TASK DETAILS: Across the entries below, how many lines contain the word "image"? Give the number alone.

DATA PROVIDED:
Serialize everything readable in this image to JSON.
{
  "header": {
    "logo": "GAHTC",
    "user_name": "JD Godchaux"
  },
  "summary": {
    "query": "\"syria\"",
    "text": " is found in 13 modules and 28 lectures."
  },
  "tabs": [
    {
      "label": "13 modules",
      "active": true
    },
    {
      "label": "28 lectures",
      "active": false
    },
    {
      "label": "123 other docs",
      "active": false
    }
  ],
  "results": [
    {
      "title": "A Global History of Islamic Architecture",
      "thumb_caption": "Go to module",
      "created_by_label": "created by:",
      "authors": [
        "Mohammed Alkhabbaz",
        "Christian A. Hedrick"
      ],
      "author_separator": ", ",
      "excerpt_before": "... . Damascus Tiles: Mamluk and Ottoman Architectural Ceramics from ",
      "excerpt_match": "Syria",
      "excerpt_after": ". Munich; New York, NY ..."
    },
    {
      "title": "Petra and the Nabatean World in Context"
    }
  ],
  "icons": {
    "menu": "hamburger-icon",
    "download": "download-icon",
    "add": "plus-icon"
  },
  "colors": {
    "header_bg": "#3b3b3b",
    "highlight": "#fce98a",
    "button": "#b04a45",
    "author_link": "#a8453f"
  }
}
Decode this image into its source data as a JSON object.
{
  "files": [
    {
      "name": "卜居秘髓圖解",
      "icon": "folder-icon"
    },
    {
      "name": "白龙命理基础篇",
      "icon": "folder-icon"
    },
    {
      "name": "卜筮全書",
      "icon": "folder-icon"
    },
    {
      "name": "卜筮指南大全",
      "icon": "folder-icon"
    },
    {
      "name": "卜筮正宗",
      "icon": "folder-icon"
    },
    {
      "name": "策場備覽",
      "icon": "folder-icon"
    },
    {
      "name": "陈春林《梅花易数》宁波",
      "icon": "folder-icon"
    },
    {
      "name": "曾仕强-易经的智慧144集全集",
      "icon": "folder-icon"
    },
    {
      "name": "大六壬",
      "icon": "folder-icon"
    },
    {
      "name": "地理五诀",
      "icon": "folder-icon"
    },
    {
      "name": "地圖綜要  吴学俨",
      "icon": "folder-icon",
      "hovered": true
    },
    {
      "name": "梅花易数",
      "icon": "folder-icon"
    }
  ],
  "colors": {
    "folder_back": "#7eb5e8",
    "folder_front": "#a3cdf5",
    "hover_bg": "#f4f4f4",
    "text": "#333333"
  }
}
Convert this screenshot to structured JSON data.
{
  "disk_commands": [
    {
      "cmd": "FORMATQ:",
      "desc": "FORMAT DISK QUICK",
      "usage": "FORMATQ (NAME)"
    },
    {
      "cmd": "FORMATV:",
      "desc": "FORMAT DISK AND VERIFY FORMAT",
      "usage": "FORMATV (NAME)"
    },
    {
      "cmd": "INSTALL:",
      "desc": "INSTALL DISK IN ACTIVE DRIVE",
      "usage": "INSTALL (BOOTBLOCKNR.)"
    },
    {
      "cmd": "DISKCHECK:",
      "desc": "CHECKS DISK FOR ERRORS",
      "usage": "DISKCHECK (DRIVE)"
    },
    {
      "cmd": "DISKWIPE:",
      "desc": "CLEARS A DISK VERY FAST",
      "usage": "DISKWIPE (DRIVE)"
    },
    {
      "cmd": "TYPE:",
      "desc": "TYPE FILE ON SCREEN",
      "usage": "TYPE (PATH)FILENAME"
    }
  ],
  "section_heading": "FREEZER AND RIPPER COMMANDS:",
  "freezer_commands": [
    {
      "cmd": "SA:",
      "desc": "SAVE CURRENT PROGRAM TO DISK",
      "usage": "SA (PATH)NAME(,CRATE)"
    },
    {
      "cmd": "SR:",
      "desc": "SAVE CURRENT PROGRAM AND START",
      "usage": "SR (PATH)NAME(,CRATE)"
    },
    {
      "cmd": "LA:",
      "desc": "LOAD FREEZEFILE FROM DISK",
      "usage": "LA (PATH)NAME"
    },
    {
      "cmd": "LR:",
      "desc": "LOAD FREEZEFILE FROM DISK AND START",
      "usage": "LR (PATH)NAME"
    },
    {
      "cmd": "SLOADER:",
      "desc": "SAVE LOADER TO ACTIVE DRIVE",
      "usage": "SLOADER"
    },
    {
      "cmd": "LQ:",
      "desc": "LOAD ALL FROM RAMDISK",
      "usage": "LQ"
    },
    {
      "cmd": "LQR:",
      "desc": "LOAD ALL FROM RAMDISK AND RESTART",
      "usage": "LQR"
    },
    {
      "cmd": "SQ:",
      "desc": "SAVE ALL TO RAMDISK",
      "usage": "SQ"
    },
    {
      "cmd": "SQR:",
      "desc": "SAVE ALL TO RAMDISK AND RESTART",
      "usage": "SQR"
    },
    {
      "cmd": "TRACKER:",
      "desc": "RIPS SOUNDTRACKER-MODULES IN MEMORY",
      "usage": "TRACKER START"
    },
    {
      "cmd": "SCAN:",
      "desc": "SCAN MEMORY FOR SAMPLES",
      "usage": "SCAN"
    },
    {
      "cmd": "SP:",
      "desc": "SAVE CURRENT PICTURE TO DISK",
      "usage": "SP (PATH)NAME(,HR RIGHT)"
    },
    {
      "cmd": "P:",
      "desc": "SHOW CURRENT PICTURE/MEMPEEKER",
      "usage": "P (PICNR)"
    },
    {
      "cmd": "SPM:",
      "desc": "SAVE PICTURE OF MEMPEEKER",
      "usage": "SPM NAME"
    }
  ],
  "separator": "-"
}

THE SOLUTION: 2